_Problem to work on_
Copy out all of the data below word for word, but leave the pictures out.

[Exercise inputs start]

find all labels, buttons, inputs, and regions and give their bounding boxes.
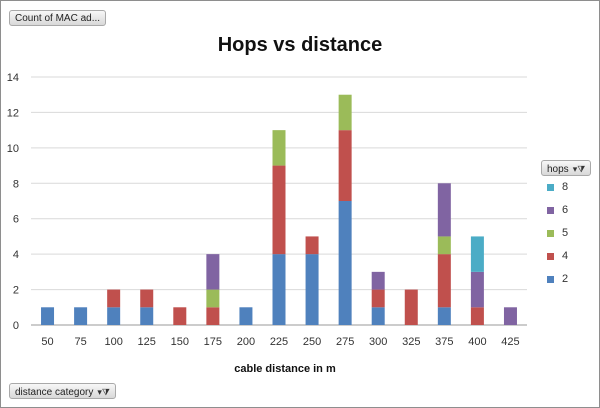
x-tick-label: 50 — [41, 336, 53, 348]
bar-segment — [272, 165, 286, 255]
legend-swatch — [547, 275, 554, 283]
bar-segment — [371, 289, 385, 308]
x-tick-label: 100 — [104, 336, 122, 348]
x-tick-label: 325 — [402, 336, 420, 348]
x-tick-label: 175 — [204, 336, 222, 348]
bar-segment — [437, 236, 451, 255]
chart-title: Hops vs distance — [217, 34, 383, 56]
values-field-button[interactable]: Count of MAC ad... — [9, 10, 107, 26]
x-tick-label: 275 — [336, 336, 354, 348]
bar-segment — [206, 307, 220, 325]
x-tick-label: 375 — [435, 336, 453, 348]
y-tick-label: 0 — [13, 320, 19, 332]
x-tick-label: 200 — [237, 336, 255, 348]
legend-item: 4 — [547, 250, 568, 262]
bar-segment — [107, 289, 121, 308]
legend-field-label: hops — [547, 164, 569, 175]
x-tick-label: 150 — [171, 336, 189, 348]
y-tick-label: 2 — [13, 285, 19, 297]
bar-segment — [338, 130, 352, 201]
y-tick-label: 10 — [7, 143, 19, 155]
x-tick-label: 425 — [501, 336, 519, 348]
y-tick-label: 14 — [7, 72, 19, 84]
bar-segment — [272, 254, 286, 325]
x-axis-ticks: 50 75 100 125 150 175 200 225 250 275 300 325 375 400… — [41, 336, 519, 348]
bar-segment — [140, 307, 154, 325]
bar-segment — [206, 254, 220, 290]
bar-segment — [437, 307, 451, 325]
bar-segment — [272, 130, 286, 166]
legend-field-button[interactable]: hops ▾⧩ — [541, 160, 592, 176]
legend-label: 4 — [562, 250, 569, 262]
bar-segment — [371, 271, 385, 290]
bar-segment — [338, 201, 352, 325]
bars — [41, 94, 517, 325]
y-tick-label: 4 — [13, 249, 19, 261]
bar-segment — [305, 254, 319, 325]
y-tick-label: 8 — [13, 178, 19, 190]
bar-segment — [371, 307, 385, 325]
bar-segment — [206, 289, 220, 308]
x-tick-label: 75 — [74, 336, 86, 348]
bar-segment — [305, 236, 319, 255]
axis-field-label: distance category — [15, 387, 94, 398]
y-tick-label: 12 — [7, 107, 19, 119]
bar-segment — [74, 307, 88, 325]
bar-segment — [41, 307, 55, 325]
bar-segment — [140, 289, 154, 308]
values-field-label: Count of MAC ad... — [15, 13, 101, 24]
bar-segment — [437, 183, 451, 237]
bar-segment — [470, 307, 484, 325]
y-axis-ticks: 0 2 4 6 8 10 12 14 — [7, 72, 19, 332]
bar-segment — [470, 271, 484, 308]
legend-label: 8 — [562, 181, 569, 193]
y-tick-label: 6 — [13, 214, 19, 226]
legend-label: 5 — [562, 227, 569, 239]
x-tick-label: 400 — [468, 336, 486, 348]
x-tick-label: 300 — [369, 336, 387, 348]
legend-item: 6 — [547, 204, 568, 216]
legend-item: 8 — [547, 181, 568, 193]
bar-segment — [107, 307, 121, 325]
legend-label: 2 — [562, 273, 569, 285]
legend-swatch — [547, 206, 554, 214]
legend-swatch — [547, 183, 554, 191]
filter-dropdown-icon: ▾⧩ — [97, 387, 110, 397]
legend-swatch — [547, 229, 554, 237]
bar-segment — [437, 254, 451, 308]
x-tick-label: 225 — [270, 336, 288, 348]
bar-segment — [470, 236, 484, 272]
x-axis-label: cable distance in m — [234, 363, 336, 375]
bar-segment — [173, 307, 187, 325]
bar-segment — [404, 289, 418, 325]
bar-segment — [239, 307, 253, 325]
bar-segment — [338, 94, 352, 131]
axis-field-button[interactable]: distance category ▾⧩ — [9, 383, 116, 399]
filter-dropdown-icon: ▾⧩ — [572, 164, 586, 174]
bar-segment — [503, 307, 517, 325]
legend-swatch — [547, 252, 554, 260]
legend-label: 6 — [562, 204, 569, 216]
x-tick-label: 250 — [303, 336, 321, 348]
x-tick-label: 125 — [138, 336, 156, 348]
legend-item: 5 — [547, 227, 568, 239]
legend-item: 2 — [547, 273, 568, 285]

[Exercise inputs end]

_Solution for this problem_
find all labels, buttons, inputs, and regions and give their bounding boxes.
x-tick-label: 50 — [41, 336, 53, 348]
bar-segment — [272, 165, 286, 255]
legend-swatch — [547, 275, 554, 283]
bar-segment — [371, 289, 385, 308]
x-tick-label: 100 — [104, 336, 122, 348]
x-tick-label: 325 — [402, 336, 420, 348]
x-tick-label: 175 — [204, 336, 222, 348]
bar-segment — [437, 236, 451, 255]
chart-title: Hops vs distance — [217, 34, 383, 56]
values-field-button[interactable]: Count of MAC ad... — [9, 10, 107, 26]
x-tick-label: 275 — [336, 336, 354, 348]
bar-segment — [206, 307, 220, 325]
x-tick-label: 375 — [435, 336, 453, 348]
y-tick-label: 0 — [13, 320, 19, 332]
x-tick-label: 200 — [237, 336, 255, 348]
legend-item: 4 — [547, 250, 568, 262]
bar-segment — [107, 289, 121, 308]
legend-field-label: hops — [547, 164, 569, 175]
x-tick-label: 150 — [171, 336, 189, 348]
y-tick-label: 2 — [13, 285, 19, 297]
bar-segment — [338, 130, 352, 201]
y-tick-label: 10 — [7, 143, 19, 155]
x-tick-label: 425 — [501, 336, 519, 348]
y-tick-label: 14 — [7, 72, 19, 84]
bar-segment — [272, 254, 286, 325]
x-axis-ticks: 50 75 100 125 150 175 200 225 250 275 300 325 375 400… — [41, 336, 519, 348]
bar-segment — [140, 307, 154, 325]
bar-segment — [206, 254, 220, 290]
bar-segment — [437, 307, 451, 325]
bar-segment — [272, 130, 286, 166]
legend-field-button[interactable]: hops ▾⧩ — [541, 160, 592, 176]
legend-label: 4 — [562, 250, 569, 262]
bar-segment — [371, 271, 385, 290]
bar-segment — [338, 201, 352, 325]
bars — [41, 94, 517, 325]
y-tick-label: 4 — [13, 249, 19, 261]
bar-segment — [305, 254, 319, 325]
y-tick-label: 8 — [13, 178, 19, 190]
bar-segment — [371, 307, 385, 325]
bar-segment — [206, 289, 220, 308]
x-tick-label: 75 — [74, 336, 86, 348]
bar-segment — [305, 236, 319, 255]
axis-field-label: distance category — [15, 387, 94, 398]
y-tick-label: 12 — [7, 107, 19, 119]
bar-segment — [74, 307, 88, 325]
bar-segment — [41, 307, 55, 325]
bar-segment — [140, 289, 154, 308]
values-field-label: Count of MAC ad... — [15, 13, 101, 24]
bar-segment — [437, 183, 451, 237]
bar-segment — [470, 307, 484, 325]
y-axis-ticks: 0 2 4 6 8 10 12 14 — [7, 72, 19, 332]
bar-segment — [470, 271, 484, 308]
legend-label: 8 — [562, 181, 569, 193]
y-tick-label: 6 — [13, 214, 19, 226]
legend-label: 5 — [562, 227, 569, 239]
x-tick-label: 400 — [468, 336, 486, 348]
x-tick-label: 300 — [369, 336, 387, 348]
legend-item: 6 — [547, 204, 568, 216]
legend-item: 8 — [547, 181, 568, 193]
bar-segment — [107, 307, 121, 325]
legend-label: 2 — [562, 273, 569, 285]
legend-swatch — [547, 206, 554, 214]
legend-swatch — [547, 183, 554, 191]
filter-dropdown-icon: ▾⧩ — [97, 387, 110, 397]
legend-swatch — [547, 229, 554, 237]
bar-segment — [437, 254, 451, 308]
x-tick-label: 225 — [270, 336, 288, 348]
bar-segment — [470, 236, 484, 272]
x-axis-label: cable distance in m — [234, 363, 336, 375]
bar-segment — [173, 307, 187, 325]
bar-segment — [404, 289, 418, 325]
bar-segment — [239, 307, 253, 325]
bar-segment — [338, 94, 352, 131]
axis-field-button[interactable]: distance category ▾⧩ — [9, 383, 116, 399]
filter-dropdown-icon: ▾⧩ — [572, 164, 586, 174]
bar-segment — [503, 307, 517, 325]
legend-swatch — [547, 252, 554, 260]
legend-label: 6 — [562, 204, 569, 216]
x-tick-label: 250 — [303, 336, 321, 348]
x-tick-label: 125 — [138, 336, 156, 348]
legend-item: 5 — [547, 227, 568, 239]
legend-item: 2 — [547, 273, 568, 285]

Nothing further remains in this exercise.